▶ **STORED RECORDS**:
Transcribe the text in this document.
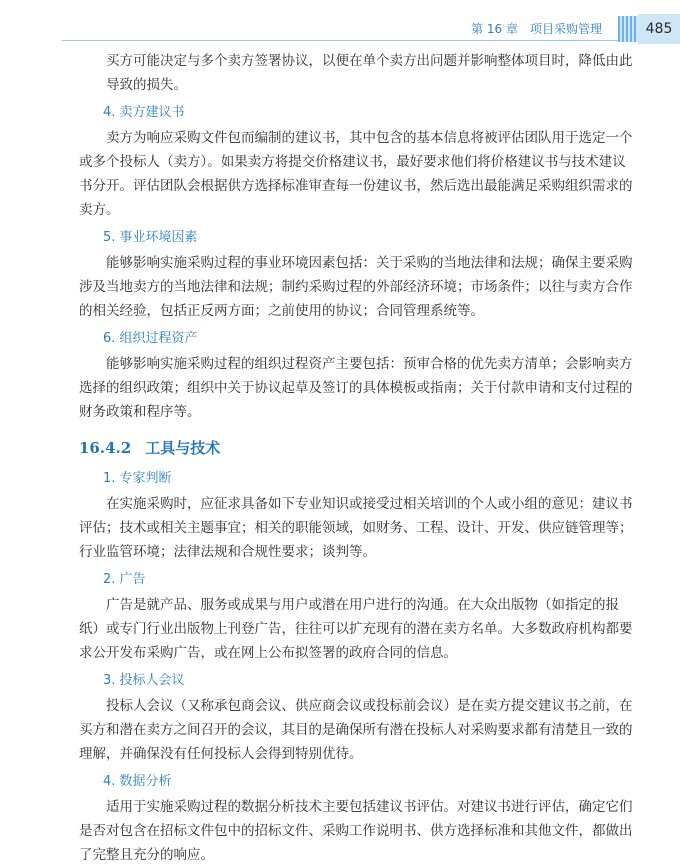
第 16 章　项目采购管理	485

买方可能决定与多个卖方签署协议，以便在单个卖方出问题并影响整体项目时，降低由此导致的损失。

4. 卖方建议书

卖方为响应采购文件包而编制的建议书，其中包含的基本信息将被评估团队用于选定一个或多个投标人（卖方）。如果卖方将提交价格建议书，最好要求他们将价格建议书与技术建议书分开。评估团队会根据供方选择标准审查每一份建议书，然后选出最能满足采购组织需求的卖方。

5. 事业环境因素

能够影响实施采购过程的事业环境因素包括：关于采购的当地法律和法规；确保主要采购涉及当地卖方的当地法律和法规；制约采购过程的外部经济环境；市场条件；以往与卖方合作的相关经验，包括正反两方面；之前使用的协议；合同管理系统等。

6. 组织过程资产

能够影响实施采购过程的组织过程资产主要包括：预审合格的优先卖方清单；会影响卖方选择的组织政策；组织中关于协议起草及签订的具体模板或指南；关于付款申请和支付过程的财务政策和程序等。

16.4.2 工具与技术
1. 专家判断

在实施采购时，应征求具备如下专业知识或接受过相关培训的个人或小组的意见：建议书评估；技术或相关主题事宜；相关的职能领域，如财务、工程、设计、开发、供应链管理等；行业监管环境；法律法规和合规性要求；谈判等。

2. 广告

广告是就产品、服务或成果与用户或潜在用户进行的沟通。在大众出版物（如指定的报纸）或专门行业出版物上刊登广告，往往可以扩充现有的潜在卖方名单。大多数政府机构都要求公开发布采购广告，或在网上公布拟签署的政府合同的信息。

3. 投标人会议

投标人会议（又称承包商会议、供应商会议或投标前会议）是在卖方提交建议书之前，在买方和潜在卖方之间召开的会议，其目的是确保所有潜在投标人对采购要求都有清楚且一致的理解，并确保没有任何投标人会得到特别优待。

4. 数据分析

适用于实施采购过程的数据分析技术主要包括建议书评估。对建议书进行评估，确定它们是否对包含在招标文件包中的招标文件、采购工作说明书、供方选择标准和其他文件，都做出了完整且充分的响应。
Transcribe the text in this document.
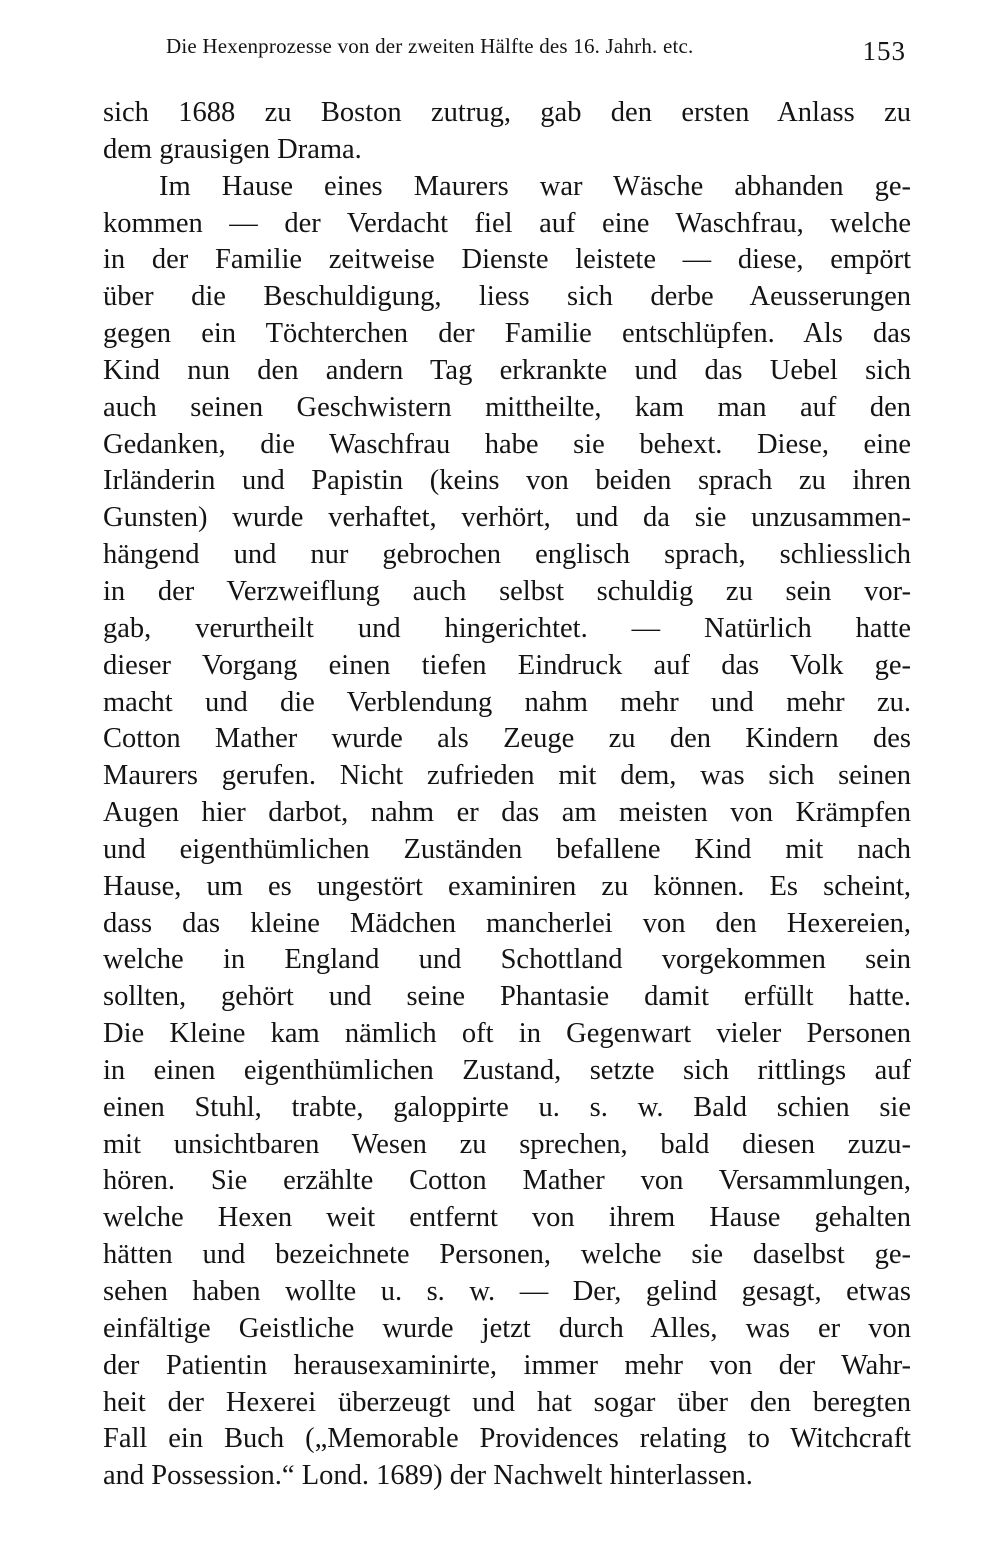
Die Hexenprozesse von der zweiten Hälfte des 16. Jahrh. etc.	153
sich 1688 zu Boston zutrug, gab den ersten Anlass zu
dem grausigen Drama.
Im Hause eines Maurers war Wäsche abhanden ge-
kommen — der Verdacht fiel auf eine Waschfrau, welche
in der Familie zeitweise Dienste leistete — diese, empört
über die Beschuldigung, liess sich derbe Aeusserungen
gegen ein Töchterchen der Familie entschlüpfen. Als das
Kind nun den andern Tag erkrankte und das Uebel sich
auch seinen Geschwistern mittheilte, kam man auf den
Gedanken, die Waschfrau habe sie behext. Diese, eine
Irländerin und Papistin (keins von beiden sprach zu ihren
Gunsten) wurde verhaftet, verhört, und da sie unzusammen-
hängend und nur gebrochen englisch sprach, schliesslich
in der Verzweiflung auch selbst schuldig zu sein vor-
gab, verurtheilt und hingerichtet. — Natürlich hatte
dieser Vorgang einen tiefen Eindruck auf das Volk ge-
macht und die Verblendung nahm mehr und mehr zu.
Cotton Mather wurde als Zeuge zu den Kindern des
Maurers gerufen. Nicht zufrieden mit dem, was sich seinen
Augen hier darbot, nahm er das am meisten von Krämpfen
und eigenthümlichen Zuständen befallene Kind mit nach
Hause, um es ungestört examiniren zu können. Es scheint,
dass das kleine Mädchen mancherlei von den Hexereien,
welche in England und Schottland vorgekommen sein
sollten, gehört und seine Phantasie damit erfüllt hatte.
Die Kleine kam nämlich oft in Gegenwart vieler Personen
in einen eigenthümlichen Zustand, setzte sich rittlings auf
einen Stuhl, trabte, galoppirte u. s. w. Bald schien sie
mit unsichtbaren Wesen zu sprechen, bald diesen zuzu-
hören. Sie erzählte Cotton Mather von Versammlungen,
welche Hexen weit entfernt von ihrem Hause gehalten
hätten und bezeichnete Personen, welche sie daselbst ge-
sehen haben wollte u. s. w. — Der, gelind gesagt, etwas
einfältige Geistliche wurde jetzt durch Alles, was er von
der Patientin herausexaminirte, immer mehr von der Wahr-
heit der Hexerei überzeugt und hat sogar über den beregten
Fall ein Buch („Memorable Providences relating to Witchcraft
and Possession.“ Lond. 1689) der Nachwelt hinterlassen.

▶ **WHAT YOU ARE ASKED TO DO**: Check each line of the records for the word "mehr", and show the lines that contain it.

▶ **THE ANSWER**:
macht und die Verblendung nahm mehr und mehr zu.
der Patientin herausexaminirte, immer mehr von der Wahr-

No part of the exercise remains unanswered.